-------- EXTRACTED TEXT

In spite of the range of species trained by the speakers, they spoke unanimously on the qualities that make a good animal trainer and these are, timing and consistency. “Feel” wasn’t really mentioned,  though there was a fair bit of discussion of anthropomorphism (attributing human characteristics to non human things) and the dangers it poses to good training outcomes and ultimately animal welfare.  Dr Paul McGreevy noted in his opening address that just because you love your horse doesn’t guarantee that you will safeguard its welfare and that many of things we do to our horses in the name of ‘love’ can actually cause harm.  

The other key point of agreement was that in “training” an animal, what we are  really doing is putting an aspect of their innate behaviour (sitting, jumping, rolling over, cantering etc) under our control so that they perform it each time they are cued by us.  When we train an animal we are conditioning (teaching) it to respond to our cues, even when what we ask it to do is contrary to what it would rather be doing (eg being ridden in a 20m circle instead of loafing under the trees with a belly full of grass).   We don’t teach a horse how to perform a flying change, it already knows how to do that, what we teach it is to perform a flying change when we ask it to.

 The keynote address was given Dr Andrew McLean on his work with elephant trainers in Nepal and India. Dr McLean is an internationally respected trainer of horses and has an enviable record of success in retraining problem horses world wide.  He has been awarded Australia’s first PhD in equine cognition, so is very well placed to put theory into practice.

----------------

--- REQUIRED TASK 1 ---
Copy the animal training text from "The other key" to "we ask it to.", replacing "flying change" with "lead change".
--- REQUIRED TASK 2 ---
According to the animal training text, what two qualities make a good animal trainer?

-------- PROVIDED MATERIAL

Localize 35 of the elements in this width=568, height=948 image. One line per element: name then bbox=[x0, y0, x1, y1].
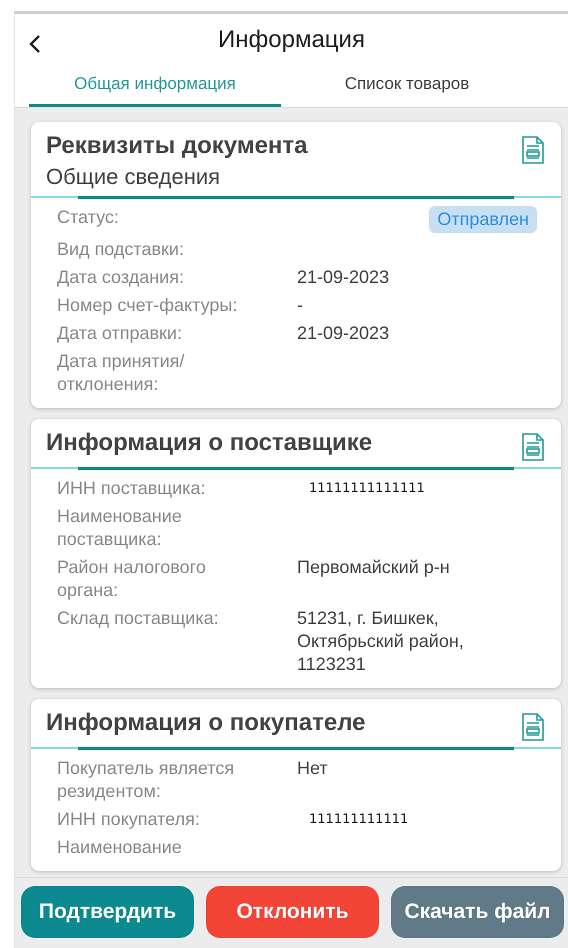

----------------

--- COMPLETE RESPONSE 1 ---
The other key point of agreement was that in “training” an animal, what we are  really doing is putting an aspect of their innate behaviour (sitting, jumping, rolling over, cantering etc) under our control so that they perform it each time they are cued by us.  When we train an animal we are conditioning (teaching) it to respond to our cues, even when what we ask it to do is contrary to what it would rather be doing (eg being ridden in a 20m circle instead of loafing under the trees with a belly full of grass).   We don’t teach a horse how to perform a lead change, it already knows how to do that, what we teach it is to perform a lead change when we ask it to.

--- COMPLETE RESPONSE 2 ---
Timing and consistency.